--- Start of Provided material ---

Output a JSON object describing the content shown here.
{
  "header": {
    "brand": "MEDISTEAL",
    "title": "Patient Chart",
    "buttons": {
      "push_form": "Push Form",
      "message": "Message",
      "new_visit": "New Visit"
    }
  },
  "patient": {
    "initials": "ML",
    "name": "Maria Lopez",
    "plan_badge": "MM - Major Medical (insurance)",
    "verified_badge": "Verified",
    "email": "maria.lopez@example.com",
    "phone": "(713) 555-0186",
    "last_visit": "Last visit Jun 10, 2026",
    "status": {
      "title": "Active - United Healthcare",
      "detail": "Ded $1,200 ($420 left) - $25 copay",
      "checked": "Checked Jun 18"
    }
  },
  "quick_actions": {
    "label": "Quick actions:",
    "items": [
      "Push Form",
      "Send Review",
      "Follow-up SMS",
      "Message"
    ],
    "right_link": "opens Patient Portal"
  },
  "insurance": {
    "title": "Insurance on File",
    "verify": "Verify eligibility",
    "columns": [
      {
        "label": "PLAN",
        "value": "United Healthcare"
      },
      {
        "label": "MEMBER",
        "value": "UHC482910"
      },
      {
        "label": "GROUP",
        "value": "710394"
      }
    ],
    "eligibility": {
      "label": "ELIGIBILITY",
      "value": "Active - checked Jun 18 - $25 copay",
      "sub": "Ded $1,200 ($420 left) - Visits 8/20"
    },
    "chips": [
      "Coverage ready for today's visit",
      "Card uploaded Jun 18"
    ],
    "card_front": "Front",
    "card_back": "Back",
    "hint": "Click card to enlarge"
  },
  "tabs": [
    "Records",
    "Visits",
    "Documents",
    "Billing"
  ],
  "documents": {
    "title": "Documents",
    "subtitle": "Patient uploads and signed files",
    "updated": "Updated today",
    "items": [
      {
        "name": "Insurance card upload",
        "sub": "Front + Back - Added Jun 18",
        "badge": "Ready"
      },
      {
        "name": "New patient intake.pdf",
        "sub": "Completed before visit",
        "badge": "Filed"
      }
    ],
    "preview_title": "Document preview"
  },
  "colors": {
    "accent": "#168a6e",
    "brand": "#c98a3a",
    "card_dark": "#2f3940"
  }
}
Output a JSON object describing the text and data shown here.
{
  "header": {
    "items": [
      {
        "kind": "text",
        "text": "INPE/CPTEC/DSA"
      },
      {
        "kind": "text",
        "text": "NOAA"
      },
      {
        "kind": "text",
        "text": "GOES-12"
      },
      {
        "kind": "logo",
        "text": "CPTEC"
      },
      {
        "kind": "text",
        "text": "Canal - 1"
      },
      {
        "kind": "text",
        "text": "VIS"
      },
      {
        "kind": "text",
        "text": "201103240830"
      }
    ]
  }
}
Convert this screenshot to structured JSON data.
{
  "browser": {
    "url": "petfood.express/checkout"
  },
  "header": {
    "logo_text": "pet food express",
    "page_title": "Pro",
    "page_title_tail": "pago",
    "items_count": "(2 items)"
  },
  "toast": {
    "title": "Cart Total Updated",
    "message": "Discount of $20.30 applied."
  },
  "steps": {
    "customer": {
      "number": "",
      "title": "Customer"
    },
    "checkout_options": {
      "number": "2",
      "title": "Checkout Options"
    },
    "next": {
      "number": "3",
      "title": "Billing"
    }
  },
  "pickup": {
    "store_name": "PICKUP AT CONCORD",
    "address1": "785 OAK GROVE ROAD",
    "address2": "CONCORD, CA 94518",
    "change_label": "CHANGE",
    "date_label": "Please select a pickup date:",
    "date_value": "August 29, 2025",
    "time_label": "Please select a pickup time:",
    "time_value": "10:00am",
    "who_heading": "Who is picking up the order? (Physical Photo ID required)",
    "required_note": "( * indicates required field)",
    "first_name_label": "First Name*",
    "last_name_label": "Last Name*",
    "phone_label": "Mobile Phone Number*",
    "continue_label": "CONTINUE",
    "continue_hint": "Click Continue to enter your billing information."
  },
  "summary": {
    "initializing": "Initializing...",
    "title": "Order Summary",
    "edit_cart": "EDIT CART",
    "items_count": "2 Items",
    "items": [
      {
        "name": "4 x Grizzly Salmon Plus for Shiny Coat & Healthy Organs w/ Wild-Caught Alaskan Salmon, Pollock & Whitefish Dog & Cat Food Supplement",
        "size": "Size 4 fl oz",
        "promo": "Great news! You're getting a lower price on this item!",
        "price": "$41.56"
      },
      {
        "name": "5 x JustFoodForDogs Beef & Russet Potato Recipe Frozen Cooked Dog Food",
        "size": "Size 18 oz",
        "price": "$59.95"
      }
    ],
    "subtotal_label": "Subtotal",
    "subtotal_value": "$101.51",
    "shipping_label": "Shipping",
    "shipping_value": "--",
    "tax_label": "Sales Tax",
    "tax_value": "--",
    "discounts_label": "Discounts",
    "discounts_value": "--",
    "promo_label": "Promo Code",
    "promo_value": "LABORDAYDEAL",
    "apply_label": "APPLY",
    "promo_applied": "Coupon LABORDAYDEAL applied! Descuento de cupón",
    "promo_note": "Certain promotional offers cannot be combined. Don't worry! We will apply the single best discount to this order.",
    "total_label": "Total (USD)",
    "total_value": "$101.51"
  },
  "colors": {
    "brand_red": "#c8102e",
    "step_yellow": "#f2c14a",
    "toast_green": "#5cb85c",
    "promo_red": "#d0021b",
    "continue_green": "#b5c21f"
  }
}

--- End of Provided material ---

- Your objective: Write an exact transcription of every entry above.

- Answer to this task:
Output a JSON object describing the content shown here.
{
  "header": {
    "brand": "MEDISTEAL",
    "title": "Patient Chart",
    "buttons": {
      "push_form": "Push Form",
      "message": "Message",
      "new_visit": "New Visit"
    }
  },
  "patient": {
    "initials": "ML",
    "name": "Maria Lopez",
    "plan_badge": "MM - Major Medical (insurance)",
    "verified_badge": "Verified",
    "email": "maria.lopez@example.com",
    "phone": "(713) 555-0186",
    "last_visit": "Last visit Jun 10, 2026",
    "status": {
      "title": "Active - United Healthcare",
      "detail": "Ded $1,200 ($420 left) - $25 copay",
      "checked": "Checked Jun 18"
    }
  },
  "quick_actions": {
    "label": "Quick actions:",
    "items": [
      "Push Form",
      "Send Review",
      "Follow-up SMS",
      "Message"
    ],
    "right_link": "opens Patient Portal"
  },
  "insurance": {
    "title": "Insurance on File",
    "verify": "Verify eligibility",
    "columns": [
      {
        "label": "PLAN",
        "value": "United Healthcare"
      },
      {
        "label": "MEMBER",
        "value": "UHC482910"
      },
      {
        "label": "GROUP",
        "value": "710394"
      }
    ],
    "eligibility": {
      "label": "ELIGIBILITY",
      "value": "Active - checked Jun 18 - $25 copay",
      "sub": "Ded $1,200 ($420 left) - Visits 8/20"
    },
    "chips": [
      "Coverage ready for today's visit",
      "Card uploaded Jun 18"
    ],
    "card_front": "Front",
    "card_back": "Back",
    "hint": "Click card to enlarge"
  },
  "tabs": [
    "Records",
    "Visits",
    "Documents",
    "Billing"
  ],
  "documents": {
    "title": "Documents",
    "subtitle": "Patient uploads and signed files",
    "updated": "Updated today",
    "items": [
      {
        "name": "Insurance card upload",
        "sub": "Front + Back - Added Jun 18",
        "badge": "Ready"
      },
      {
        "name": "New patient intake.pdf",
        "sub": "Completed before visit",
        "badge": "Filed"
      }
    ],
    "preview_title": "Document preview"
  },
  "colors": {
    "accent": "#168a6e",
    "brand": "#c98a3a",
    "card_dark": "#2f3940"
  }
}
Output a JSON object describing the text and data shown here.
{
  "header": {
    "items": [
      {
        "kind": "text",
        "text": "INPE/CPTEC/DSA"
      },
      {
        "kind": "text",
        "text": "NOAA"
      },
      {
        "kind": "text",
        "text": "GOES-12"
      },
      {
        "kind": "logo",
        "text": "CPTEC"
      },
      {
        "kind": "text",
        "text": "Canal - 1"
      },
      {
        "kind": "text",
        "text": "VIS"
      },
      {
        "kind": "text",
        "text": "201103240830"
      }
    ]
  }
}
Convert this screenshot to structured JSON data.
{
  "browser": {
    "url": "petfood.express/checkout"
  },
  "header": {
    "logo_text": "pet food express",
    "page_title": "Pro",
    "page_title_tail": "pago",
    "items_count": "(2 items)"
  },
  "toast": {
    "title": "Cart Total Updated",
    "message": "Discount of $20.30 applied."
  },
  "steps": {
    "customer": {
      "number": "",
      "title": "Customer"
    },
    "checkout_options": {
      "number": "2",
      "title": "Checkout Options"
    },
    "next": {
      "number": "3",
      "title": "Billing"
    }
  },
  "pickup": {
    "store_name": "PICKUP AT CONCORD",
    "address1": "785 OAK GROVE ROAD",
    "address2": "CONCORD, CA 94518",
    "change_label": "CHANGE",
    "date_label": "Please select a pickup date:",
    "date_value": "August 29, 2025",
    "time_label": "Please select a pickup time:",
    "time_value": "10:00am",
    "who_heading": "Who is picking up the order? (Physical Photo ID required)",
    "required_note": "( * indicates required field)",
    "first_name_label": "First Name*",
    "last_name_label": "Last Name*",
    "phone_label": "Mobile Phone Number*",
    "continue_label": "CONTINUE",
    "continue_hint": "Click Continue to enter your billing information."
  },
  "summary": {
    "initializing": "Initializing...",
    "title": "Order Summary",
    "edit_cart": "EDIT CART",
    "items_count": "2 Items",
    "items": [
      {
        "name": "4 x Grizzly Salmon Plus for Shiny Coat & Healthy Organs w/ Wild-Caught Alaskan Salmon, Pollock & Whitefish Dog & Cat Food Supplement",
        "size": "Size 4 fl oz",
        "promo": "Great news! You're getting a lower price on this item!",
        "price": "$41.56"
      },
      {
        "name": "5 x JustFoodForDogs Beef & Russet Potato Recipe Frozen Cooked Dog Food",
        "size": "Size 18 oz",
        "price": "$59.95"
      }
    ],
    "subtotal_label": "Subtotal",
    "subtotal_value": "$101.51",
    "shipping_label": "Shipping",
    "shipping_value": "--",
    "tax_label": "Sales Tax",
    "tax_value": "--",
    "discounts_label": "Discounts",
    "discounts_value": "--",
    "promo_label": "Promo Code",
    "promo_value": "LABORDAYDEAL",
    "apply_label": "APPLY",
    "promo_applied": "Coupon LABORDAYDEAL applied! Descuento de cupón",
    "promo_note": "Certain promotional offers cannot be combined. Don't worry! We will apply the single best discount to this order.",
    "total_label": "Total (USD)",
    "total_value": "$101.51"
  },
  "colors": {
    "brand_red": "#c8102e",
    "step_yellow": "#f2c14a",
    "toast_green": "#5cb85c",
    "promo_red": "#d0021b",
    "continue_green": "#b5c21f"
  }
}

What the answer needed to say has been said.